• Prompt: Write the listing below out again exactly, dropping the images.

• Records supplied:
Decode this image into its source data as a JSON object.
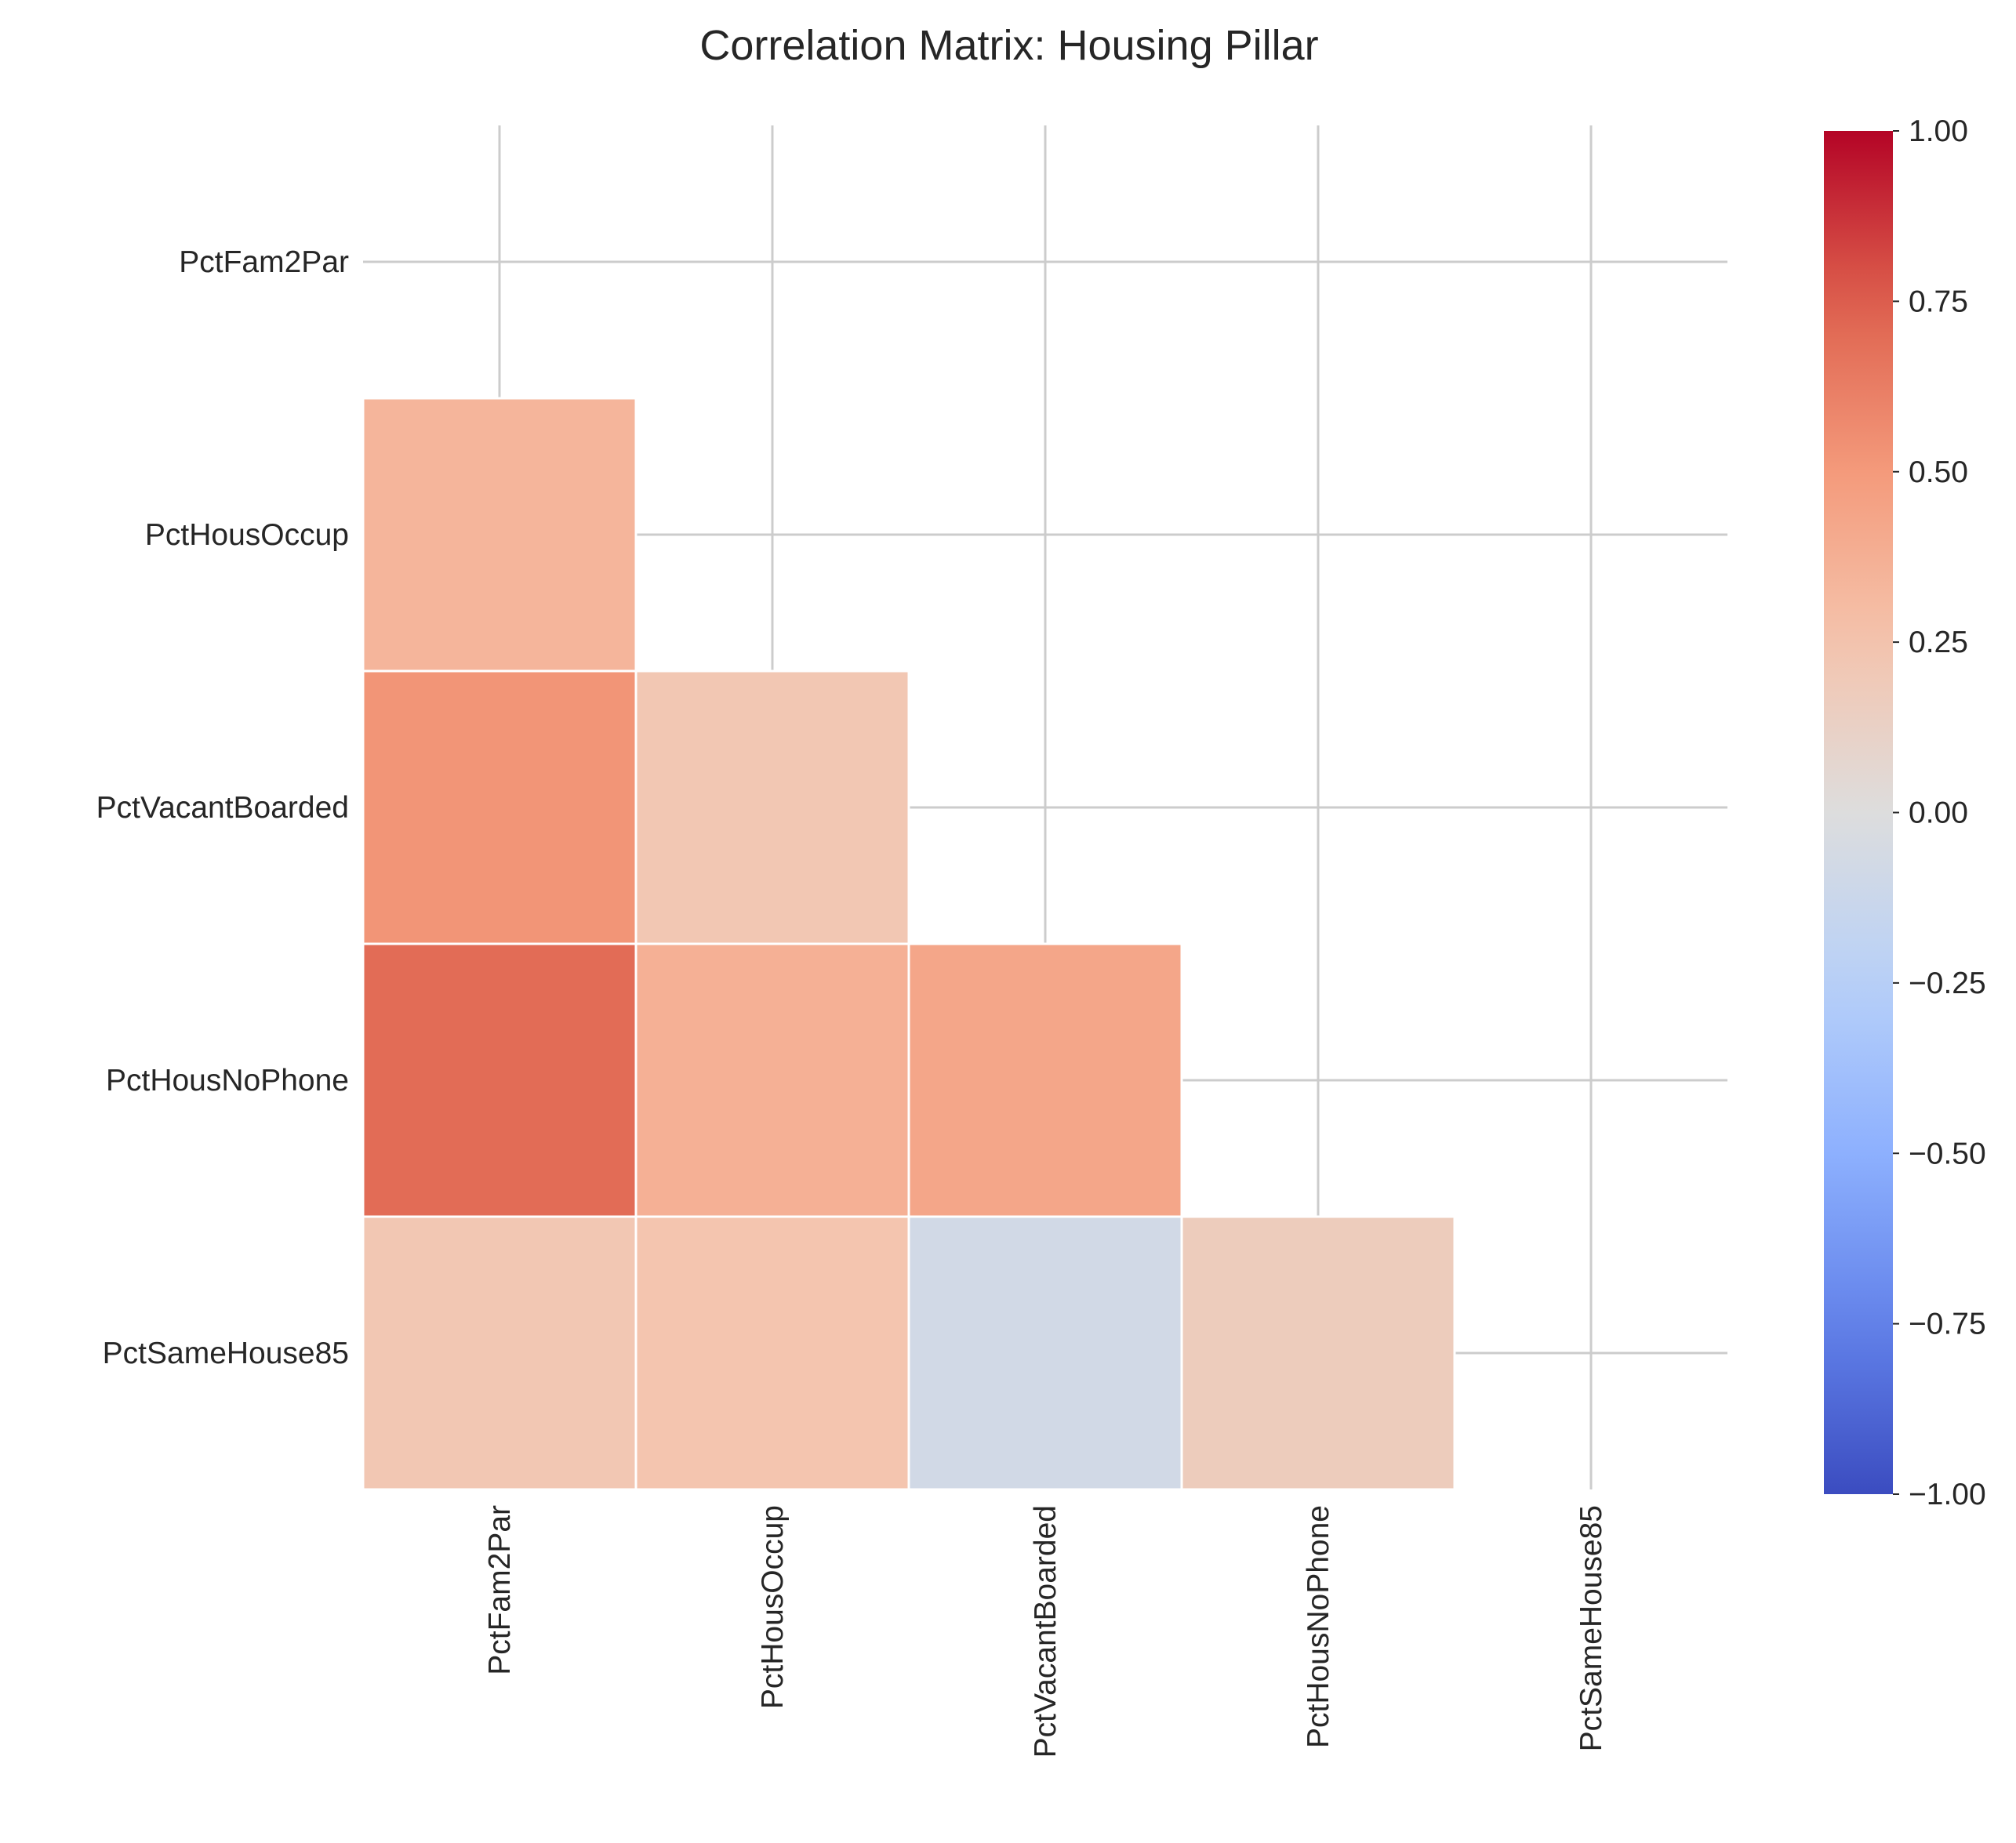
{
  "chart_data": {
    "type": "heatmap",
    "title": "Correlation Matrix: Housing Pillar",
    "xlabel": "",
    "ylabel": "",
    "variables": [
      "PctFam2Par",
      "PctHousOccup",
      "PctVacantBoarded",
      "PctHousNoPhone",
      "PctSameHouse85"
    ],
    "mask": "upper-triangle-including-diagonal",
    "cells": [
      {
        "row": "PctHousOccup",
        "col": "PctFam2Par",
        "value": 0.34
      },
      {
        "row": "PctVacantBoarded",
        "col": "PctFam2Par",
        "value": 0.52
      },
      {
        "row": "PctVacantBoarded",
        "col": "PctHousOccup",
        "value": 0.22
      },
      {
        "row": "PctHousNoPhone",
        "col": "PctFam2Par",
        "value": 0.7
      },
      {
        "row": "PctHousNoPhone",
        "col": "PctHousOccup",
        "value": 0.37
      },
      {
        "row": "PctHousNoPhone",
        "col": "PctVacantBoarded",
        "value": 0.43
      },
      {
        "row": "PctSameHouse85",
        "col": "PctFam2Par",
        "value": 0.22
      },
      {
        "row": "PctSameHouse85",
        "col": "PctHousOccup",
        "value": 0.24
      },
      {
        "row": "PctSameHouse85",
        "col": "PctVacantBoarded",
        "value": -0.08
      },
      {
        "row": "PctSameHouse85",
        "col": "PctHousNoPhone",
        "value": 0.17
      }
    ],
    "colorbar": {
      "colormap": "coolwarm",
      "vmin": -1.0,
      "vmax": 1.0,
      "ticks": [
        1.0,
        0.75,
        0.5,
        0.25,
        0.0,
        -0.25,
        -0.5,
        -0.75,
        -1.0
      ],
      "tick_labels": [
        "1.00",
        "0.75",
        "0.50",
        "0.25",
        "0.00",
        "−0.25",
        "−0.50",
        "−0.75",
        "−1.00"
      ],
      "placement": "right"
    },
    "grid": true,
    "colors": {
      "background": "#ffffff",
      "grid": "#cccccc",
      "cell_border": "#ffffff",
      "text": "#262626"
    }
  }
}
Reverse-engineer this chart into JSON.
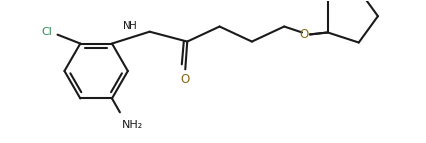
{
  "bg_color": "#ffffff",
  "line_color": "#1a1a1a",
  "label_color_Cl": "#2e8b57",
  "label_color_O": "#8b6914",
  "label_color_NH": "#1a1a1a",
  "label_color_NH2": "#1a1a1a",
  "figsize": [
    4.26,
    1.43
  ],
  "dpi": 100,
  "xlim": [
    0.0,
    4.26
  ],
  "ylim": [
    0.0,
    1.43
  ]
}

• Solution to this problem:
Decode this image into its source data as a JSON object.
{
  "chart_data": {
    "type": "heatmap",
    "title": "Correlation Matrix: Housing Pillar",
    "xlabel": "",
    "ylabel": "",
    "variables": [
      "PctFam2Par",
      "PctHousOccup",
      "PctVacantBoarded",
      "PctHousNoPhone",
      "PctSameHouse85"
    ],
    "mask": "upper-triangle-including-diagonal",
    "cells": [
      {
        "row": "PctHousOccup",
        "col": "PctFam2Par",
        "value": 0.34
      },
      {
        "row": "PctVacantBoarded",
        "col": "PctFam2Par",
        "value": 0.52
      },
      {
        "row": "PctVacantBoarded",
        "col": "PctHousOccup",
        "value": 0.22
      },
      {
        "row": "PctHousNoPhone",
        "col": "PctFam2Par",
        "value": 0.7
      },
      {
        "row": "PctHousNoPhone",
        "col": "PctHousOccup",
        "value": 0.37
      },
      {
        "row": "PctHousNoPhone",
        "col": "PctVacantBoarded",
        "value": 0.43
      },
      {
        "row": "PctSameHouse85",
        "col": "PctFam2Par",
        "value": 0.22
      },
      {
        "row": "PctSameHouse85",
        "col": "PctHousOccup",
        "value": 0.24
      },
      {
        "row": "PctSameHouse85",
        "col": "PctVacantBoarded",
        "value": -0.08
      },
      {
        "row": "PctSameHouse85",
        "col": "PctHousNoPhone",
        "value": 0.17
      }
    ],
    "colorbar": {
      "colormap": "coolwarm",
      "vmin": -1.0,
      "vmax": 1.0,
      "ticks": [
        1.0,
        0.75,
        0.5,
        0.25,
        0.0,
        -0.25,
        -0.5,
        -0.75,
        -1.0
      ],
      "tick_labels": [
        "1.00",
        "0.75",
        "0.50",
        "0.25",
        "0.00",
        "−0.25",
        "−0.50",
        "−0.75",
        "−1.00"
      ],
      "placement": "right"
    },
    "grid": true,
    "colors": {
      "background": "#ffffff",
      "grid": "#cccccc",
      "cell_border": "#ffffff",
      "text": "#262626"
    }
  }
}
Reverse-engineer this chart into JSON.
{
  "bg_color": "#ffffff",
  "line_color": "#1a1a1a",
  "label_color_Cl": "#2e8b57",
  "label_color_O": "#8b6914",
  "label_color_NH": "#1a1a1a",
  "label_color_NH2": "#1a1a1a",
  "figsize": [
    4.26,
    1.43
  ],
  "dpi": 100,
  "xlim": [
    0.0,
    4.26
  ],
  "ylim": [
    0.0,
    1.43
  ]
}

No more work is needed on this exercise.